## 요구 사항
항목의 맨 첫 줄에서 시작해 "- webcam-overlay: [918, 460, 1200, 675]"가 들어 있는 줄에서 끝나는 구간만, 양 끝 줄을 포함하여 글자 하나 바꾸지 않고 다시 입력하십시오.

## 처리 대상 항목

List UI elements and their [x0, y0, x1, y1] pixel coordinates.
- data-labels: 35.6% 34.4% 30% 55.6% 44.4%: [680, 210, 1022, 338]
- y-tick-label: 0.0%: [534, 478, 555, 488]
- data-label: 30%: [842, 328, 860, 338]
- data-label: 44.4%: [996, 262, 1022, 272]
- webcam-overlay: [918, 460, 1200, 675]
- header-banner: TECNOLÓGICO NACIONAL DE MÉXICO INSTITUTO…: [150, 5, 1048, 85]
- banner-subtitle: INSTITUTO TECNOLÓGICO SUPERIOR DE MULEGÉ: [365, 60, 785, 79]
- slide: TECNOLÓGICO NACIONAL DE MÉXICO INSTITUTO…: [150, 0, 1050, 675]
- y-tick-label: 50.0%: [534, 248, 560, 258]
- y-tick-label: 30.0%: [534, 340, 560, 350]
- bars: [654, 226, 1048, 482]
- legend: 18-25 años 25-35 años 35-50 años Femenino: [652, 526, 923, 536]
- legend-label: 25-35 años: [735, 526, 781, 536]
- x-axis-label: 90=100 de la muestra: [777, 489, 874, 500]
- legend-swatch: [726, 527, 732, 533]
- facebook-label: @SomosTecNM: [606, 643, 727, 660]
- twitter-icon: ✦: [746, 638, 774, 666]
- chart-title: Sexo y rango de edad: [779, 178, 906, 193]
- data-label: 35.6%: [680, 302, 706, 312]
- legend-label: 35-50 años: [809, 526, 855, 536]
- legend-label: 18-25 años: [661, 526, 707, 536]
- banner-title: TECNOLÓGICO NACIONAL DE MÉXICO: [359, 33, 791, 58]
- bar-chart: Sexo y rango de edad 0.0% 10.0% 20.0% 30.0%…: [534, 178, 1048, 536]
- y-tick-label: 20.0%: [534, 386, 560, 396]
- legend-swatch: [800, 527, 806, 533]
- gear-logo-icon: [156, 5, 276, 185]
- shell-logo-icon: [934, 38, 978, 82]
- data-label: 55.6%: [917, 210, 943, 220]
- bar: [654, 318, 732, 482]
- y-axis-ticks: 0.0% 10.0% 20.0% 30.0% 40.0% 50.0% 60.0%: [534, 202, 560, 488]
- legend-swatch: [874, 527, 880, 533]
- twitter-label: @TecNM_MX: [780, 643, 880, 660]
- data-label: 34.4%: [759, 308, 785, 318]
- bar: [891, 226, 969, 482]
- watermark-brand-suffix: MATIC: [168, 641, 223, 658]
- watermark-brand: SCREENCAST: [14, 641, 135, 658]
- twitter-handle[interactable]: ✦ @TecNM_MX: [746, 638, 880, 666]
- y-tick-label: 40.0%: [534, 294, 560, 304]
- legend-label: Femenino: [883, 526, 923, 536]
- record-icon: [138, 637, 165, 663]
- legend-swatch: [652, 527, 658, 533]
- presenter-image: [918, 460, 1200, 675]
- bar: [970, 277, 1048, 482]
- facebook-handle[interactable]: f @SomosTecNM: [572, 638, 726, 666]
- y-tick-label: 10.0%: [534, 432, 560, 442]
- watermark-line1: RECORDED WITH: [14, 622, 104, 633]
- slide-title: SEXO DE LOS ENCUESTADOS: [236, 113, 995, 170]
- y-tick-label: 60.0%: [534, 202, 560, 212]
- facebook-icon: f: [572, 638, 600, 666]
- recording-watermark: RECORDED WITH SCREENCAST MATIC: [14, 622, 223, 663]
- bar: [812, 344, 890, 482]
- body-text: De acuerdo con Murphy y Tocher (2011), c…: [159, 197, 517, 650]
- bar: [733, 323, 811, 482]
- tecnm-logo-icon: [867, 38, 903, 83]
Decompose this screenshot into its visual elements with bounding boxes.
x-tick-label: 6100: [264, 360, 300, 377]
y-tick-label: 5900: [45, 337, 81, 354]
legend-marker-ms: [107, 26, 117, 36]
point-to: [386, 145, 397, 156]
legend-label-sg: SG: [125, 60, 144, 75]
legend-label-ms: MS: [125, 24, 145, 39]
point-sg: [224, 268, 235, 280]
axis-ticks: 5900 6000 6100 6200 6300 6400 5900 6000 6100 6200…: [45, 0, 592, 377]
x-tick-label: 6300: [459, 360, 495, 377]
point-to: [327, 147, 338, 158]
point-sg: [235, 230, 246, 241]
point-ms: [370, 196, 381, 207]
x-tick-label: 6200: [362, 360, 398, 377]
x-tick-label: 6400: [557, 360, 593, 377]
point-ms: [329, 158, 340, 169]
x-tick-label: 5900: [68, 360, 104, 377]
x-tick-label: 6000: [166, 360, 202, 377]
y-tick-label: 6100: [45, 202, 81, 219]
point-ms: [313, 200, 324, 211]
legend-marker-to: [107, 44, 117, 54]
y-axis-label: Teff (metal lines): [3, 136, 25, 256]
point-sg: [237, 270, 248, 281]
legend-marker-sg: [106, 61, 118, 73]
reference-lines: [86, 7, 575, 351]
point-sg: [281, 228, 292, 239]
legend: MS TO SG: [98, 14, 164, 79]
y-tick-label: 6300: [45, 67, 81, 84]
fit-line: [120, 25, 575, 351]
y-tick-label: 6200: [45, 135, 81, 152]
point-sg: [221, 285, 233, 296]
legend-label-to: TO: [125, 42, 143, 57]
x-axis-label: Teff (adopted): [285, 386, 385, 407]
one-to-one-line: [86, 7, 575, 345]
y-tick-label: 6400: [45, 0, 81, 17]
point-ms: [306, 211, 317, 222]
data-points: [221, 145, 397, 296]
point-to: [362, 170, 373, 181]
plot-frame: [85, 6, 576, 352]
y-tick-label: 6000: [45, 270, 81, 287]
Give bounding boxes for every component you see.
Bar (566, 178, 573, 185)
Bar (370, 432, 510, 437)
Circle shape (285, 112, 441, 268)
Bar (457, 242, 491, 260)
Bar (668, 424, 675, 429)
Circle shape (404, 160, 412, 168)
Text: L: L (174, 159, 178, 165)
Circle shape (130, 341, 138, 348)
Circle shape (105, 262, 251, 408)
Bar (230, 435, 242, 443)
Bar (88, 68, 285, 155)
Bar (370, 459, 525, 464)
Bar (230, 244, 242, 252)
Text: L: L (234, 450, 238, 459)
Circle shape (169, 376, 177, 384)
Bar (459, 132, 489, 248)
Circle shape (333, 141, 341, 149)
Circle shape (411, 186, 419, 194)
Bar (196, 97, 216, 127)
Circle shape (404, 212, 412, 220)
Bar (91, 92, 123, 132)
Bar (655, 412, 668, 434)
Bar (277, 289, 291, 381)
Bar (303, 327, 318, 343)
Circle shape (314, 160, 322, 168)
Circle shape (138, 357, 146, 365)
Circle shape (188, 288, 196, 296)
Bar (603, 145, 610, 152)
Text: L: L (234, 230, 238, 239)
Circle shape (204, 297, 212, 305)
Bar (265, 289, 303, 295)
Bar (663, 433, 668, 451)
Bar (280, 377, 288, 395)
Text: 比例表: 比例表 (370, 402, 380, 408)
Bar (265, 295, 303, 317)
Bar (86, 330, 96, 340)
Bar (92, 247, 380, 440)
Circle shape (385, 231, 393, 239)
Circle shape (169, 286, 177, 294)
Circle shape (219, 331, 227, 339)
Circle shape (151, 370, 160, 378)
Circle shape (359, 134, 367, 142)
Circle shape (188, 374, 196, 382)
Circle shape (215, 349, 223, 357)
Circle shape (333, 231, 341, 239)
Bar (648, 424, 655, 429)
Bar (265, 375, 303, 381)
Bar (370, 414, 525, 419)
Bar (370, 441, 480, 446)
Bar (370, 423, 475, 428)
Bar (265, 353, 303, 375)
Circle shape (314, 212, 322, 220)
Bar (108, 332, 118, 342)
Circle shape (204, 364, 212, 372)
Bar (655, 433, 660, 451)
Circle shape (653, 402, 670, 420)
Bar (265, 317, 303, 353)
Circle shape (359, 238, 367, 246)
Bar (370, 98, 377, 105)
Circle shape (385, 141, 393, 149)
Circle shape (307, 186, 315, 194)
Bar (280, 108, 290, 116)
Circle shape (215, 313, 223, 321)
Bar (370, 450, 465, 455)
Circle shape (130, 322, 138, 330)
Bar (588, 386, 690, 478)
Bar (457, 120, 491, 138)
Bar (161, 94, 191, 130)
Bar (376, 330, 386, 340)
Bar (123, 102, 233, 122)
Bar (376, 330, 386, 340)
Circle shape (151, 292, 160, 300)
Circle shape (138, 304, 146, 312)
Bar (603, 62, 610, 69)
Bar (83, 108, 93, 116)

## 과제 풀이
List UI elements and their [x0, y0, x1, y1] pixel coordinates.
- data-labels: 35.6% 34.4% 30% 55.6% 44.4%: [680, 210, 1022, 338]
- y-tick-label: 0.0%: [534, 478, 555, 488]
- data-label: 30%: [842, 328, 860, 338]
- data-label: 44.4%: [996, 262, 1022, 272]
- webcam-overlay: [918, 460, 1200, 675]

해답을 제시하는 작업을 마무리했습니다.